▼

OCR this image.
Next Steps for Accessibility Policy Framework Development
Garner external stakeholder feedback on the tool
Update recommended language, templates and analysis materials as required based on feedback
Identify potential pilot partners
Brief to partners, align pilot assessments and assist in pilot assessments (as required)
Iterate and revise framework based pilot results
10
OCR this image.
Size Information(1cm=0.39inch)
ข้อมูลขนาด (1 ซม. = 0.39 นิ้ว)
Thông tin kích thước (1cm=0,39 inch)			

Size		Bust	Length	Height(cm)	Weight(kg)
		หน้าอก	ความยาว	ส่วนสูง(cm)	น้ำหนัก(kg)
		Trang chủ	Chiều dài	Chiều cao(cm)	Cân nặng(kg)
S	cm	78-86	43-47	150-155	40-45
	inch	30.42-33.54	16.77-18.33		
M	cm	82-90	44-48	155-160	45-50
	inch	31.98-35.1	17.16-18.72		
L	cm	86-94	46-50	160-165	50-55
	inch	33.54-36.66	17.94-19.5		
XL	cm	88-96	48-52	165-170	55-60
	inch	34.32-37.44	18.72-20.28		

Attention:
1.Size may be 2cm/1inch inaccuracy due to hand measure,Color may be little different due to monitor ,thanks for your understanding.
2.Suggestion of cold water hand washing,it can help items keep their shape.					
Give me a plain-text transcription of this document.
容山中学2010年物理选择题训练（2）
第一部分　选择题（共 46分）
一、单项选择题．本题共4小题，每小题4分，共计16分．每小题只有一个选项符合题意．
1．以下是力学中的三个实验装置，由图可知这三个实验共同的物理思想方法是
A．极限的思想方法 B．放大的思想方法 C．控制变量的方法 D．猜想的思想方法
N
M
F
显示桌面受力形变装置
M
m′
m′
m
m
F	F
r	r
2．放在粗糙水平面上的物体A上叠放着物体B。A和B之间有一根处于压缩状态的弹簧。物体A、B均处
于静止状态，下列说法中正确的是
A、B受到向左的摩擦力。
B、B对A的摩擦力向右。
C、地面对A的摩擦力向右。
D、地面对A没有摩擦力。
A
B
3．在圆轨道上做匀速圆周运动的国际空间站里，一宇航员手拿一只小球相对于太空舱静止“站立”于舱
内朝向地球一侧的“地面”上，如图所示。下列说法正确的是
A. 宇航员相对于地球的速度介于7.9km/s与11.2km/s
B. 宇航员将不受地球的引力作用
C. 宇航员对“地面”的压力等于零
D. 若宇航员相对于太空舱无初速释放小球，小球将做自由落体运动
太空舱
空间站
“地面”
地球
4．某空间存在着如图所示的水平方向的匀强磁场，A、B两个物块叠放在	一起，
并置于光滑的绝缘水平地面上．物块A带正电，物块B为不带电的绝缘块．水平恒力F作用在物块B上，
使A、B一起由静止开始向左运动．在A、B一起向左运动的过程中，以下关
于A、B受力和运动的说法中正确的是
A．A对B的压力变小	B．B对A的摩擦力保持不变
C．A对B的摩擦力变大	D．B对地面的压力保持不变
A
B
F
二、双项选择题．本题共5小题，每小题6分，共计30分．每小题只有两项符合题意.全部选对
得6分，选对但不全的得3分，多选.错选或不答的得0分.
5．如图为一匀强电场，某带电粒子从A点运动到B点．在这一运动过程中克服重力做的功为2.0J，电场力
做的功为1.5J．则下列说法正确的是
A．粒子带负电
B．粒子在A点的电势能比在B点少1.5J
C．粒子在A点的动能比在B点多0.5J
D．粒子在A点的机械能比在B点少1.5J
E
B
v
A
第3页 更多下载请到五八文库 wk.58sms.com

▲

▸ Short problem: Lines of the material that contain the word "pilot" are to be gathered.

▸ Full answer:
Identify potential pilot partners
Brief to partners, align pilot assessments and assist in pilot assessments (as required)
Iterate and revise framework based pilot results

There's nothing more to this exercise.